┏━━

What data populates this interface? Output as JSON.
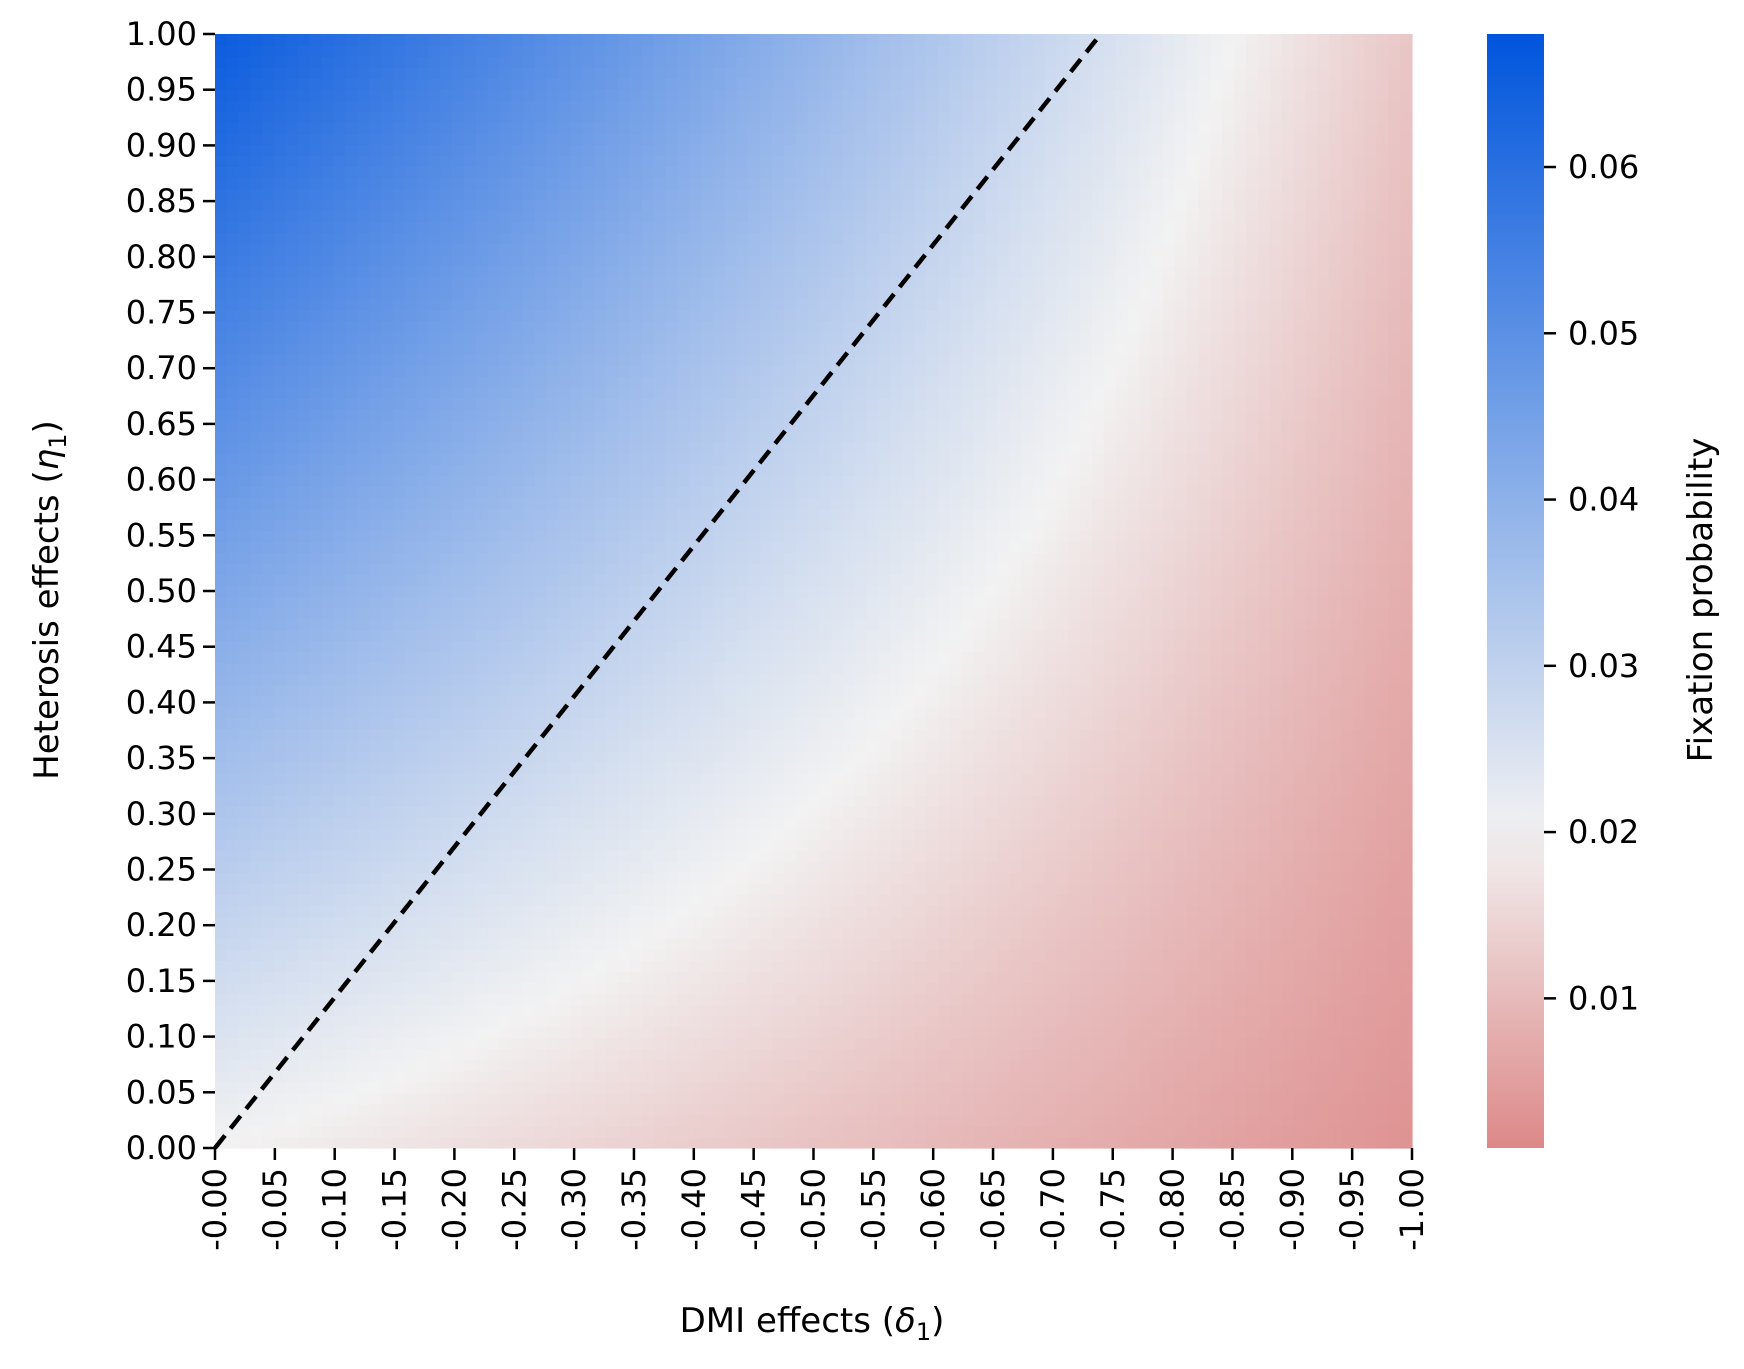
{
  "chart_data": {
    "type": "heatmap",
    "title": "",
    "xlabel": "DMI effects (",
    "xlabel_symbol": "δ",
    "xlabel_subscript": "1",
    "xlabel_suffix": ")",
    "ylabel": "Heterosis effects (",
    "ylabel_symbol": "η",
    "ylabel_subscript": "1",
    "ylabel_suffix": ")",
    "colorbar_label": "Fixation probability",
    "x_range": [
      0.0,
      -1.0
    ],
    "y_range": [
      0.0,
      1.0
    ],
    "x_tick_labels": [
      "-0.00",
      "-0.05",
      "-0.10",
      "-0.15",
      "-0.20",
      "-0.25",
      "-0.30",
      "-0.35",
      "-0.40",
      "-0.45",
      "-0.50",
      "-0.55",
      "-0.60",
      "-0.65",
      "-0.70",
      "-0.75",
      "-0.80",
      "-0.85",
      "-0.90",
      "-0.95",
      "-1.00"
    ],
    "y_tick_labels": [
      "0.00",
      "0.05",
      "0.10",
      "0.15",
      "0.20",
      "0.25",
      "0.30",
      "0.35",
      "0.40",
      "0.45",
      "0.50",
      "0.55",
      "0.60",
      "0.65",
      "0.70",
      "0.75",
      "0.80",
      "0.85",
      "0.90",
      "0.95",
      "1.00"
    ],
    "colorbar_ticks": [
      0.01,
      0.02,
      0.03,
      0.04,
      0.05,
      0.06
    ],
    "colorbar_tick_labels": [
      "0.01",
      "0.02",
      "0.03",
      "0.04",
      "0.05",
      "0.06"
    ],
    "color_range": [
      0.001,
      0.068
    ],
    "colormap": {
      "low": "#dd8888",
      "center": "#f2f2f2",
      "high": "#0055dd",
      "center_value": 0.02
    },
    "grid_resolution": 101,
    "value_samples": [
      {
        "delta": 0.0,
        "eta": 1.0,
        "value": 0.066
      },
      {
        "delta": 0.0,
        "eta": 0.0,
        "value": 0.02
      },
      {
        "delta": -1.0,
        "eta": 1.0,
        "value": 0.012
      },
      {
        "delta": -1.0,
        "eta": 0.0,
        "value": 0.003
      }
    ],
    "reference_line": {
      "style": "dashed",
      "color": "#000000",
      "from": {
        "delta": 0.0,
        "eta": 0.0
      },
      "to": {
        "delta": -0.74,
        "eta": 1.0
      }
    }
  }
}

┗━━

Write out the listing above exactly as it stands, pictures excluded.

SOLUTION FOR THIS TASK:
What data populates this interface? Output as JSON.
{
  "chart_data": {
    "type": "heatmap",
    "title": "",
    "xlabel": "DMI effects (",
    "xlabel_symbol": "δ",
    "xlabel_subscript": "1",
    "xlabel_suffix": ")",
    "ylabel": "Heterosis effects (",
    "ylabel_symbol": "η",
    "ylabel_subscript": "1",
    "ylabel_suffix": ")",
    "colorbar_label": "Fixation probability",
    "x_range": [
      0.0,
      -1.0
    ],
    "y_range": [
      0.0,
      1.0
    ],
    "x_tick_labels": [
      "-0.00",
      "-0.05",
      "-0.10",
      "-0.15",
      "-0.20",
      "-0.25",
      "-0.30",
      "-0.35",
      "-0.40",
      "-0.45",
      "-0.50",
      "-0.55",
      "-0.60",
      "-0.65",
      "-0.70",
      "-0.75",
      "-0.80",
      "-0.85",
      "-0.90",
      "-0.95",
      "-1.00"
    ],
    "y_tick_labels": [
      "0.00",
      "0.05",
      "0.10",
      "0.15",
      "0.20",
      "0.25",
      "0.30",
      "0.35",
      "0.40",
      "0.45",
      "0.50",
      "0.55",
      "0.60",
      "0.65",
      "0.70",
      "0.75",
      "0.80",
      "0.85",
      "0.90",
      "0.95",
      "1.00"
    ],
    "colorbar_ticks": [
      0.01,
      0.02,
      0.03,
      0.04,
      0.05,
      0.06
    ],
    "colorbar_tick_labels": [
      "0.01",
      "0.02",
      "0.03",
      "0.04",
      "0.05",
      "0.06"
    ],
    "color_range": [
      0.001,
      0.068
    ],
    "colormap": {
      "low": "#dd8888",
      "center": "#f2f2f2",
      "high": "#0055dd",
      "center_value": 0.02
    },
    "grid_resolution": 101,
    "value_samples": [
      {
        "delta": 0.0,
        "eta": 1.0,
        "value": 0.066
      },
      {
        "delta": 0.0,
        "eta": 0.0,
        "value": 0.02
      },
      {
        "delta": -1.0,
        "eta": 1.0,
        "value": 0.012
      },
      {
        "delta": -1.0,
        "eta": 0.0,
        "value": 0.003
      }
    ],
    "reference_line": {
      "style": "dashed",
      "color": "#000000",
      "from": {
        "delta": 0.0,
        "eta": 0.0
      },
      "to": {
        "delta": -0.74,
        "eta": 1.0
      }
    }
  }
}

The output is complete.